● **YOUR INSTRUCTIONS**:
In the data that follows, count the lines in which the word "drei" occurs, and report that figure alone.

Data excerpts:
##############################

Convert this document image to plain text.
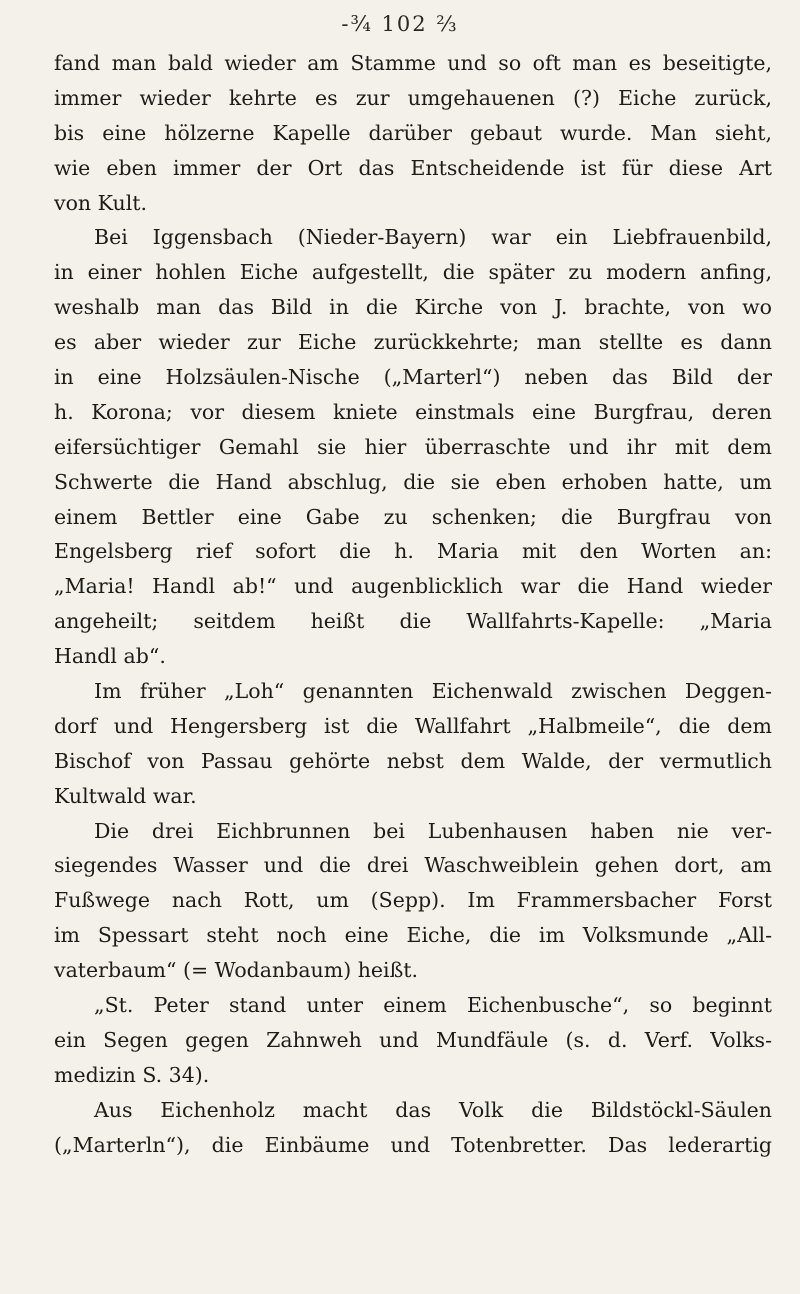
-¾ 102 ⅔
fand man bald wieder am Stamme und so oft man es beseitigte,
immer wieder kehrte es zur umgehauenen (?) Eiche zurück,
bis eine hölzerne Kapelle darüber gebaut wurde. Man sieht,
wie eben immer der Ort das Entscheidende ist für diese Art
von Kult.
Bei Iggensbach (Nieder-Bayern) war ein Liebfrauenbild,
in einer hohlen Eiche aufgestellt, die später zu modern anfing,
weshalb man das Bild in die Kirche von J. brachte, von wo
es aber wieder zur Eiche zurückkehrte; man stellte es dann
in eine Holzsäulen-Nische („Marterl“) neben das Bild der
h. Korona; vor diesem kniete einstmals eine Burgfrau, deren
eifersüchtiger Gemahl sie hier überraschte und ihr mit dem
Schwerte die Hand abschlug, die sie eben erhoben hatte, um
einem Bettler eine Gabe zu schenken; die Burgfrau von
Engelsberg rief sofort die h. Maria mit den Worten an:
„Maria! Handl ab!“ und augenblicklich war die Hand wieder
angeheilt; seitdem heißt die Wallfahrts-Kapelle: „Maria
Handl ab“.
Im früher „Loh“ genannten Eichenwald zwischen Deggen-
dorf und Hengersberg ist die Wallfahrt „Halbmeile“, die dem
Bischof von Passau gehörte nebst dem Walde, der vermutlich
Kultwald war.
Die drei Eichbrunnen bei Lubenhausen haben nie ver-
siegendes Wasser und die drei Waschweiblein gehen dort, am
Fußwege nach Rott, um (Sepp). Im Frammersbacher Forst
im Spessart steht noch eine Eiche, die im Volksmunde „All-
vaterbaum“ (= Wodanbaum) heißt.
„St. Peter stand unter einem Eichenbusche“, so beginnt
ein Segen gegen Zahnweh und Mundfäule (s. d. Verf. Volks-
medizin S. 34).
Aus Eichenholz macht das Volk die Bildstöckl-Säulen
(„Marterln“), die Einbäume und Totenbretter. Das lederartig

##############################

● **RESULT**:
2